EXERCISE GOAL:
All records are to be retyped faithfully and completely.

[Stored items]
--- --- ---
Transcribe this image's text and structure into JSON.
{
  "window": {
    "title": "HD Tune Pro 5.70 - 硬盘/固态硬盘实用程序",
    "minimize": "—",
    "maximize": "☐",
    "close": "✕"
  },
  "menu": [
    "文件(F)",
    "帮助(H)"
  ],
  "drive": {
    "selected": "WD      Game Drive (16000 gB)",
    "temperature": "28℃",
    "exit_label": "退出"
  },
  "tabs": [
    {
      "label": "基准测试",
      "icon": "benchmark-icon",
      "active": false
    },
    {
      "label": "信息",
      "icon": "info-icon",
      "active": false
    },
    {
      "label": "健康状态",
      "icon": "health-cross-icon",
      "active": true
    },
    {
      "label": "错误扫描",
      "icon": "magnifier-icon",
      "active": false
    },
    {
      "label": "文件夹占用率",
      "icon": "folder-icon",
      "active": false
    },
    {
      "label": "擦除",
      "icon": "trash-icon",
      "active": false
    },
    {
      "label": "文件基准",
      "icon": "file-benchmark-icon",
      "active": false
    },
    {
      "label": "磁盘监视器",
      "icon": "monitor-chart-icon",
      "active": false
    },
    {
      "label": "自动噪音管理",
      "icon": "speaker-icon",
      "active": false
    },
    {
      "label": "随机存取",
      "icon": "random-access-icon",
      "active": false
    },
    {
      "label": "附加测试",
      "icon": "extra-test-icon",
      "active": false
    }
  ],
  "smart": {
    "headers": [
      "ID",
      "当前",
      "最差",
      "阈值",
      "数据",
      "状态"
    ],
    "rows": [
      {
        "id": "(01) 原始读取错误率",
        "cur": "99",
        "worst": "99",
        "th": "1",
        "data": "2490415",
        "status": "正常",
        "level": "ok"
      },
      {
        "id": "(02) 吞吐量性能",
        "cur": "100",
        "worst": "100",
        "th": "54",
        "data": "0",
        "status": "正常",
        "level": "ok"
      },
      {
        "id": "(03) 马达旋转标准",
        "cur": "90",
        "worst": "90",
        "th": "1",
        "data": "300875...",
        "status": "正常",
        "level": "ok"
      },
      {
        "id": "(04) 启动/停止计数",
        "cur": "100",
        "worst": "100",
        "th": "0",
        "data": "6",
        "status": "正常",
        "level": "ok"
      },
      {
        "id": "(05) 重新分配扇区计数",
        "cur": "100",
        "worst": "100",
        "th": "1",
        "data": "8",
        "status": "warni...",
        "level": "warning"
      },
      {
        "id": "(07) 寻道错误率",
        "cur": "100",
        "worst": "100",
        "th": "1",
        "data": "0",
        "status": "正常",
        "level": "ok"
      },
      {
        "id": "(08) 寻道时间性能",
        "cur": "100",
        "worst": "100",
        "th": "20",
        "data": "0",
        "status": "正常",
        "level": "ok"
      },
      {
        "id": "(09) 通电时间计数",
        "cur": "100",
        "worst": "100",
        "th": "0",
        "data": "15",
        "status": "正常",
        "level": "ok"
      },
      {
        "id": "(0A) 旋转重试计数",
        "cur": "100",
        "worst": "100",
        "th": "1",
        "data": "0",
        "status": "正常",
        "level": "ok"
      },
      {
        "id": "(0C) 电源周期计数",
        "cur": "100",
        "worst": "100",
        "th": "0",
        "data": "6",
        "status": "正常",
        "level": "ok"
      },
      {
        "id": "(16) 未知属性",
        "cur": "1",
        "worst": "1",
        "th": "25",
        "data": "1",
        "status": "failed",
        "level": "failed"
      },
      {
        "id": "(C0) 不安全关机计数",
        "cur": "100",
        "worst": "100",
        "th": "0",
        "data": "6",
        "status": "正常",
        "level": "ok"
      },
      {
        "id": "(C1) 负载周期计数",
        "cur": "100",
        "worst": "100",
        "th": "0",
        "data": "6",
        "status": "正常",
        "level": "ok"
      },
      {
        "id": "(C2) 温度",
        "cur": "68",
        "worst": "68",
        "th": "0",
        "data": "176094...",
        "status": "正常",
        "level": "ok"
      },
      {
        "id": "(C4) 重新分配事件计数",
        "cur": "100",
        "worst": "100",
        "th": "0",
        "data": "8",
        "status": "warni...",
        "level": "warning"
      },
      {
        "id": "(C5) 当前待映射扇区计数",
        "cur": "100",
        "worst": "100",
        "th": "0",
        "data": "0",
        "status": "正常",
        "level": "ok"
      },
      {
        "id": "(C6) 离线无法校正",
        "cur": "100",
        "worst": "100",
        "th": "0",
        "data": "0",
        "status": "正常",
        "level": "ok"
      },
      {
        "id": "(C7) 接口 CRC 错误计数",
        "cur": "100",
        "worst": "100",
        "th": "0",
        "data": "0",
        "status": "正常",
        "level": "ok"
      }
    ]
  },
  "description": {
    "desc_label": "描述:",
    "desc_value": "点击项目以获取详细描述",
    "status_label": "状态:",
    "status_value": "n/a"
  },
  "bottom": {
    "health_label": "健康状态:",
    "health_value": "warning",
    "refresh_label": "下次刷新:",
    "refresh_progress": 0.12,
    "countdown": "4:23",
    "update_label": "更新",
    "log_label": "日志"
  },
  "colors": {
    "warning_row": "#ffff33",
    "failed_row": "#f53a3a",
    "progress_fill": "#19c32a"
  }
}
--- --- ---
RESULT OF THIS TASK:
Transcribe this image's text and structure into JSON.
{
  "window": {
    "title": "HD Tune Pro 5.70 - 硬盘/固态硬盘实用程序",
    "minimize": "—",
    "maximize": "☐",
    "close": "✕"
  },
  "menu": [
    "文件(F)",
    "帮助(H)"
  ],
  "drive": {
    "selected": "WD      Game Drive (16000 gB)",
    "temperature": "28℃",
    "exit_label": "退出"
  },
  "tabs": [
    {
      "label": "基准测试",
      "icon": "benchmark-icon",
      "active": false
    },
    {
      "label": "信息",
      "icon": "info-icon",
      "active": false
    },
    {
      "label": "健康状态",
      "icon": "health-cross-icon",
      "active": true
    },
    {
      "label": "错误扫描",
      "icon": "magnifier-icon",
      "active": false
    },
    {
      "label": "文件夹占用率",
      "icon": "folder-icon",
      "active": false
    },
    {
      "label": "擦除",
      "icon": "trash-icon",
      "active": false
    },
    {
      "label": "文件基准",
      "icon": "file-benchmark-icon",
      "active": false
    },
    {
      "label": "磁盘监视器",
      "icon": "monitor-chart-icon",
      "active": false
    },
    {
      "label": "自动噪音管理",
      "icon": "speaker-icon",
      "active": false
    },
    {
      "label": "随机存取",
      "icon": "random-access-icon",
      "active": false
    },
    {
      "label": "附加测试",
      "icon": "extra-test-icon",
      "active": false
    }
  ],
  "smart": {
    "headers": [
      "ID",
      "当前",
      "最差",
      "阈值",
      "数据",
      "状态"
    ],
    "rows": [
      {
        "id": "(01) 原始读取错误率",
        "cur": "99",
        "worst": "99",
        "th": "1",
        "data": "2490415",
        "status": "正常",
        "level": "ok"
      },
      {
        "id": "(02) 吞吐量性能",
        "cur": "100",
        "worst": "100",
        "th": "54",
        "data": "0",
        "status": "正常",
        "level": "ok"
      },
      {
        "id": "(03) 马达旋转标准",
        "cur": "90",
        "worst": "90",
        "th": "1",
        "data": "300875...",
        "status": "正常",
        "level": "ok"
      },
      {
        "id": "(04) 启动/停止计数",
        "cur": "100",
        "worst": "100",
        "th": "0",
        "data": "6",
        "status": "正常",
        "level": "ok"
      },
      {
        "id": "(05) 重新分配扇区计数",
        "cur": "100",
        "worst": "100",
        "th": "1",
        "data": "8",
        "status": "warni...",
        "level": "warning"
      },
      {
        "id": "(07) 寻道错误率",
        "cur": "100",
        "worst": "100",
        "th": "1",
        "data": "0",
        "status": "正常",
        "level": "ok"
      },
      {
        "id": "(08) 寻道时间性能",
        "cur": "100",
        "worst": "100",
        "th": "20",
        "data": "0",
        "status": "正常",
        "level": "ok"
      },
      {
        "id": "(09) 通电时间计数",
        "cur": "100",
        "worst": "100",
        "th": "0",
        "data": "15",
        "status": "正常",
        "level": "ok"
      },
      {
        "id": "(0A) 旋转重试计数",
        "cur": "100",
        "worst": "100",
        "th": "1",
        "data": "0",
        "status": "正常",
        "level": "ok"
      },
      {
        "id": "(0C) 电源周期计数",
        "cur": "100",
        "worst": "100",
        "th": "0",
        "data": "6",
        "status": "正常",
        "level": "ok"
      },
      {
        "id": "(16) 未知属性",
        "cur": "1",
        "worst": "1",
        "th": "25",
        "data": "1",
        "status": "failed",
        "level": "failed"
      },
      {
        "id": "(C0) 不安全关机计数",
        "cur": "100",
        "worst": "100",
        "th": "0",
        "data": "6",
        "status": "正常",
        "level": "ok"
      },
      {
        "id": "(C1) 负载周期计数",
        "cur": "100",
        "worst": "100",
        "th": "0",
        "data": "6",
        "status": "正常",
        "level": "ok"
      },
      {
        "id": "(C2) 温度",
        "cur": "68",
        "worst": "68",
        "th": "0",
        "data": "176094...",
        "status": "正常",
        "level": "ok"
      },
      {
        "id": "(C4) 重新分配事件计数",
        "cur": "100",
        "worst": "100",
        "th": "0",
        "data": "8",
        "status": "warni...",
        "level": "warning"
      },
      {
        "id": "(C5) 当前待映射扇区计数",
        "cur": "100",
        "worst": "100",
        "th": "0",
        "data": "0",
        "status": "正常",
        "level": "ok"
      },
      {
        "id": "(C6) 离线无法校正",
        "cur": "100",
        "worst": "100",
        "th": "0",
        "data": "0",
        "status": "正常",
        "level": "ok"
      },
      {
        "id": "(C7) 接口 CRC 错误计数",
        "cur": "100",
        "worst": "100",
        "th": "0",
        "data": "0",
        "status": "正常",
        "level": "ok"
      }
    ]
  },
  "description": {
    "desc_label": "描述:",
    "desc_value": "点击项目以获取详细描述",
    "status_label": "状态:",
    "status_value": "n/a"
  },
  "bottom": {
    "health_label": "健康状态:",
    "health_value": "warning",
    "refresh_label": "下次刷新:",
    "refresh_progress": 0.12,
    "countdown": "4:23",
    "update_label": "更新",
    "log_label": "日志"
  },
  "colors": {
    "warning_row": "#ffff33",
    "failed_row": "#f53a3a",
    "progress_fill": "#19c32a"
  }
}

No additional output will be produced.